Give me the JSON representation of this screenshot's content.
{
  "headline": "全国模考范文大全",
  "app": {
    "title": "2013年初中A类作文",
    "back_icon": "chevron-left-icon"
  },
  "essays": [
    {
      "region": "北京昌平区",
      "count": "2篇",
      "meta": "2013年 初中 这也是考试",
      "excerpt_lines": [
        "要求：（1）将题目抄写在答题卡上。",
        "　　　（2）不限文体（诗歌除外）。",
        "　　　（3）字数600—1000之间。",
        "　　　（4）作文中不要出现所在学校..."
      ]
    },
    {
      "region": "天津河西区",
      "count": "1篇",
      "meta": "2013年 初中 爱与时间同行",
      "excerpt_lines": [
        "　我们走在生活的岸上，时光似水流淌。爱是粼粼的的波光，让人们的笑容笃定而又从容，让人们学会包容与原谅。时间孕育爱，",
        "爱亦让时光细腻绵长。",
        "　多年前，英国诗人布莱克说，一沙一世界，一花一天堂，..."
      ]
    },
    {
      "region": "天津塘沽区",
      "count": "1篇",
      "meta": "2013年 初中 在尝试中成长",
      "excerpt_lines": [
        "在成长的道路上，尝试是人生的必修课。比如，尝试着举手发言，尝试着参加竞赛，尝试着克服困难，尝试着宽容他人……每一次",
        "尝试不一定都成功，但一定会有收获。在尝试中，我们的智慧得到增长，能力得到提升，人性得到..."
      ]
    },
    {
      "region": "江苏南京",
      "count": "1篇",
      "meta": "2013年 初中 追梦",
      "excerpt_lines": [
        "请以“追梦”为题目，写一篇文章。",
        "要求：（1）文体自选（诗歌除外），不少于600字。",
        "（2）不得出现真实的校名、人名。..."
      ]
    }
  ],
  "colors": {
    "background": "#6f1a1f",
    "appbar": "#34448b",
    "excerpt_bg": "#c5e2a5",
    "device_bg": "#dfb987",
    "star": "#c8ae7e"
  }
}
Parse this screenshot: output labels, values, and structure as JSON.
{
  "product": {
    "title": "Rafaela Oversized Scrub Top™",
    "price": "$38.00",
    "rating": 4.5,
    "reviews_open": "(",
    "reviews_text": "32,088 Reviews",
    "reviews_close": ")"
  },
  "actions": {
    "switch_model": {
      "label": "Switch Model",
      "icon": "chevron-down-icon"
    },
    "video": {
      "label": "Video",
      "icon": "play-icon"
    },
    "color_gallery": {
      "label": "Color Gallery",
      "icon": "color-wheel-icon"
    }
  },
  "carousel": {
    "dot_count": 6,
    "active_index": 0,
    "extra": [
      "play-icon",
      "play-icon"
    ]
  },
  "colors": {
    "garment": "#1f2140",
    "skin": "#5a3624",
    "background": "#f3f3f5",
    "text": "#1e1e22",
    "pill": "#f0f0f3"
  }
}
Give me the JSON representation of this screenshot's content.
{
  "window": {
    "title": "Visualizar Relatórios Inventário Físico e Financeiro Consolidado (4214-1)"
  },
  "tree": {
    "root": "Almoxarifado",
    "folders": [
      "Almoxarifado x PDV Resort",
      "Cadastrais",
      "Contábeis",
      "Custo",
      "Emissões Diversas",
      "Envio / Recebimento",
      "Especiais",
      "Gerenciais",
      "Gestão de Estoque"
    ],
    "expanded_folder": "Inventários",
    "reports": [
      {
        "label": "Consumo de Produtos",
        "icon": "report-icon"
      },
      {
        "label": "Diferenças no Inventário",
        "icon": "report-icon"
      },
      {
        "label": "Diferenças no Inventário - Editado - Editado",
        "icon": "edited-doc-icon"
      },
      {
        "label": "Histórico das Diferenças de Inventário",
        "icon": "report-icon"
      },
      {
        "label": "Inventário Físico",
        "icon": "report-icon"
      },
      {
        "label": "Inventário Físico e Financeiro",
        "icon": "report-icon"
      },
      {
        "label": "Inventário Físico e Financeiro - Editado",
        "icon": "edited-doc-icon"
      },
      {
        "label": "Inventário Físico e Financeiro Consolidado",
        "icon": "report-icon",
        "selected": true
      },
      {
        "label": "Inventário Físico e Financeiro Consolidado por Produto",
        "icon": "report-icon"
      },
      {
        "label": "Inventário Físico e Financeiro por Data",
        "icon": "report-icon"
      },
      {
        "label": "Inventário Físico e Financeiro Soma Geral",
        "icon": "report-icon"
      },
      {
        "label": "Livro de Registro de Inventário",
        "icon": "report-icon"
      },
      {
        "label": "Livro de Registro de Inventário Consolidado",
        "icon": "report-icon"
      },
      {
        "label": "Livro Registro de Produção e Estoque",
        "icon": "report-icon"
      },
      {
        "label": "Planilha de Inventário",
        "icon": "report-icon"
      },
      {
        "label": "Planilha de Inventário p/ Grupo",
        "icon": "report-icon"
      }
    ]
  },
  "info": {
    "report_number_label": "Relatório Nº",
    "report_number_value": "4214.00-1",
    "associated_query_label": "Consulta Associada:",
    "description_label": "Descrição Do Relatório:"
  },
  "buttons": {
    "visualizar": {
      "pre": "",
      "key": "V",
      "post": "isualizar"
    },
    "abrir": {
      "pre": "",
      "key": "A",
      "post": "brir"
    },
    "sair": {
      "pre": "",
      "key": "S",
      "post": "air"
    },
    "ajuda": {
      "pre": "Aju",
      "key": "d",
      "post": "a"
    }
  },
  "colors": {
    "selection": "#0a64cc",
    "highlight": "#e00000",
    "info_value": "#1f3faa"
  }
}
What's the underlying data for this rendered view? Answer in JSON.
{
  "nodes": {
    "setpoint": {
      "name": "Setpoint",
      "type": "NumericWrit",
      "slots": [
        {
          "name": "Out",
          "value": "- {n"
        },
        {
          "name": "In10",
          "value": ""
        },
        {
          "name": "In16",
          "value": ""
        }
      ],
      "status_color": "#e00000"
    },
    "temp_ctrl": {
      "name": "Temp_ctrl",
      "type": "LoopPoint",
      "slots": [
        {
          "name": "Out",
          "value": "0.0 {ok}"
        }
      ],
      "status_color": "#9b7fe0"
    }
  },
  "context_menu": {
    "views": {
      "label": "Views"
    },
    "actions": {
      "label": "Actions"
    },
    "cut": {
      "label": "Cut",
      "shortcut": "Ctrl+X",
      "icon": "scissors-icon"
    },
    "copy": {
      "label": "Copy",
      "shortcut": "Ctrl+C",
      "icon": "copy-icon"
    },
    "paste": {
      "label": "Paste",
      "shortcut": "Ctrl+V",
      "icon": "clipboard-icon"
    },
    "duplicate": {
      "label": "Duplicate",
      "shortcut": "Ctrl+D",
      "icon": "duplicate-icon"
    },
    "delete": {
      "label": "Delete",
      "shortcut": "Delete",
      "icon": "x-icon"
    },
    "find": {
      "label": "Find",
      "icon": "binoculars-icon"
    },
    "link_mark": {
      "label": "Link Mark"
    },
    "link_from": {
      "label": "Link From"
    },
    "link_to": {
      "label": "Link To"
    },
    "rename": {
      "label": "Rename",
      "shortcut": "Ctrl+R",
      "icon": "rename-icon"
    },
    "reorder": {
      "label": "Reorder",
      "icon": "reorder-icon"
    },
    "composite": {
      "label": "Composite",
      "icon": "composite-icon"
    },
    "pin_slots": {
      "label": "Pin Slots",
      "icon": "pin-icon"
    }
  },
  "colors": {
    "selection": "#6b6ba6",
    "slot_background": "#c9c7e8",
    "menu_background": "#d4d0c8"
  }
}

#####

**YOUR GOAL:** Restate the data above word for word.

**EXERCISE ANSWER:**
Give me the JSON representation of this screenshot's content.
{
  "headline": "全国模考范文大全",
  "app": {
    "title": "2013年初中A类作文",
    "back_icon": "chevron-left-icon"
  },
  "essays": [
    {
      "region": "北京昌平区",
      "count": "2篇",
      "meta": "2013年 初中 这也是考试",
      "excerpt_lines": [
        "要求：（1）将题目抄写在答题卡上。",
        "　　　（2）不限文体（诗歌除外）。",
        "　　　（3）字数600—1000之间。",
        "　　　（4）作文中不要出现所在学校..."
      ]
    },
    {
      "region": "天津河西区",
      "count": "1篇",
      "meta": "2013年 初中 爱与时间同行",
      "excerpt_lines": [
        "　我们走在生活的岸上，时光似水流淌。爱是粼粼的的波光，让人们的笑容笃定而又从容，让人们学会包容与原谅。时间孕育爱，",
        "爱亦让时光细腻绵长。",
        "　多年前，英国诗人布莱克说，一沙一世界，一花一天堂，..."
      ]
    },
    {
      "region": "天津塘沽区",
      "count": "1篇",
      "meta": "2013年 初中 在尝试中成长",
      "excerpt_lines": [
        "在成长的道路上，尝试是人生的必修课。比如，尝试着举手发言，尝试着参加竞赛，尝试着克服困难，尝试着宽容他人……每一次",
        "尝试不一定都成功，但一定会有收获。在尝试中，我们的智慧得到增长，能力得到提升，人性得到..."
      ]
    },
    {
      "region": "江苏南京",
      "count": "1篇",
      "meta": "2013年 初中 追梦",
      "excerpt_lines": [
        "请以“追梦”为题目，写一篇文章。",
        "要求：（1）文体自选（诗歌除外），不少于600字。",
        "（2）不得出现真实的校名、人名。..."
      ]
    }
  ],
  "colors": {
    "background": "#6f1a1f",
    "appbar": "#34448b",
    "excerpt_bg": "#c5e2a5",
    "device_bg": "#dfb987",
    "star": "#c8ae7e"
  }
}
Parse this screenshot: output labels, values, and structure as JSON.
{
  "product": {
    "title": "Rafaela Oversized Scrub Top™",
    "price": "$38.00",
    "rating": 4.5,
    "reviews_open": "(",
    "reviews_text": "32,088 Reviews",
    "reviews_close": ")"
  },
  "actions": {
    "switch_model": {
      "label": "Switch Model",
      "icon": "chevron-down-icon"
    },
    "video": {
      "label": "Video",
      "icon": "play-icon"
    },
    "color_gallery": {
      "label": "Color Gallery",
      "icon": "color-wheel-icon"
    }
  },
  "carousel": {
    "dot_count": 6,
    "active_index": 0,
    "extra": [
      "play-icon",
      "play-icon"
    ]
  },
  "colors": {
    "garment": "#1f2140",
    "skin": "#5a3624",
    "background": "#f3f3f5",
    "text": "#1e1e22",
    "pill": "#f0f0f3"
  }
}
Give me the JSON representation of this screenshot's content.
{
  "window": {
    "title": "Visualizar Relatórios Inventário Físico e Financeiro Consolidado (4214-1)"
  },
  "tree": {
    "root": "Almoxarifado",
    "folders": [
      "Almoxarifado x PDV Resort",
      "Cadastrais",
      "Contábeis",
      "Custo",
      "Emissões Diversas",
      "Envio / Recebimento",
      "Especiais",
      "Gerenciais",
      "Gestão de Estoque"
    ],
    "expanded_folder": "Inventários",
    "reports": [
      {
        "label": "Consumo de Produtos",
        "icon": "report-icon"
      },
      {
        "label": "Diferenças no Inventário",
        "icon": "report-icon"
      },
      {
        "label": "Diferenças no Inventário - Editado - Editado",
        "icon": "edited-doc-icon"
      },
      {
        "label": "Histórico das Diferenças de Inventário",
        "icon": "report-icon"
      },
      {
        "label": "Inventário Físico",
        "icon": "report-icon"
      },
      {
        "label": "Inventário Físico e Financeiro",
        "icon": "report-icon"
      },
      {
        "label": "Inventário Físico e Financeiro - Editado",
        "icon": "edited-doc-icon"
      },
      {
        "label": "Inventário Físico e Financeiro Consolidado",
        "icon": "report-icon",
        "selected": true
      },
      {
        "label": "Inventário Físico e Financeiro Consolidado por Produto",
        "icon": "report-icon"
      },
      {
        "label": "Inventário Físico e Financeiro por Data",
        "icon": "report-icon"
      },
      {
        "label": "Inventário Físico e Financeiro Soma Geral",
        "icon": "report-icon"
      },
      {
        "label": "Livro de Registro de Inventário",
        "icon": "report-icon"
      },
      {
        "label": "Livro de Registro de Inventário Consolidado",
        "icon": "report-icon"
      },
      {
        "label": "Livro Registro de Produção e Estoque",
        "icon": "report-icon"
      },
      {
        "label": "Planilha de Inventário",
        "icon": "report-icon"
      },
      {
        "label": "Planilha de Inventário p/ Grupo",
        "icon": "report-icon"
      }
    ]
  },
  "info": {
    "report_number_label": "Relatório Nº",
    "report_number_value": "4214.00-1",
    "associated_query_label": "Consulta Associada:",
    "description_label": "Descrição Do Relatório:"
  },
  "buttons": {
    "visualizar": {
      "pre": "",
      "key": "V",
      "post": "isualizar"
    },
    "abrir": {
      "pre": "",
      "key": "A",
      "post": "brir"
    },
    "sair": {
      "pre": "",
      "key": "S",
      "post": "air"
    },
    "ajuda": {
      "pre": "Aju",
      "key": "d",
      "post": "a"
    }
  },
  "colors": {
    "selection": "#0a64cc",
    "highlight": "#e00000",
    "info_value": "#1f3faa"
  }
}
What's the underlying data for this rendered view? Answer in JSON.
{
  "nodes": {
    "setpoint": {
      "name": "Setpoint",
      "type": "NumericWrit",
      "slots": [
        {
          "name": "Out",
          "value": "- {n"
        },
        {
          "name": "In10",
          "value": ""
        },
        {
          "name": "In16",
          "value": ""
        }
      ],
      "status_color": "#e00000"
    },
    "temp_ctrl": {
      "name": "Temp_ctrl",
      "type": "LoopPoint",
      "slots": [
        {
          "name": "Out",
          "value": "0.0 {ok}"
        }
      ],
      "status_color": "#9b7fe0"
    }
  },
  "context_menu": {
    "views": {
      "label": "Views"
    },
    "actions": {
      "label": "Actions"
    },
    "cut": {
      "label": "Cut",
      "shortcut": "Ctrl+X",
      "icon": "scissors-icon"
    },
    "copy": {
      "label": "Copy",
      "shortcut": "Ctrl+C",
      "icon": "copy-icon"
    },
    "paste": {
      "label": "Paste",
      "shortcut": "Ctrl+V",
      "icon": "clipboard-icon"
    },
    "duplicate": {
      "label": "Duplicate",
      "shortcut": "Ctrl+D",
      "icon": "duplicate-icon"
    },
    "delete": {
      "label": "Delete",
      "shortcut": "Delete",
      "icon": "x-icon"
    },
    "find": {
      "label": "Find",
      "icon": "binoculars-icon"
    },
    "link_mark": {
      "label": "Link Mark"
    },
    "link_from": {
      "label": "Link From"
    },
    "link_to": {
      "label": "Link To"
    },
    "rename": {
      "label": "Rename",
      "shortcut": "Ctrl+R",
      "icon": "rename-icon"
    },
    "reorder": {
      "label": "Reorder",
      "icon": "reorder-icon"
    },
    "composite": {
      "label": "Composite",
      "icon": "composite-icon"
    },
    "pin_slots": {
      "label": "Pin Slots",
      "icon": "pin-icon"
    }
  },
  "colors": {
    "selection": "#6b6ba6",
    "slot_background": "#c9c7e8",
    "menu_background": "#d4d0c8"
  }
}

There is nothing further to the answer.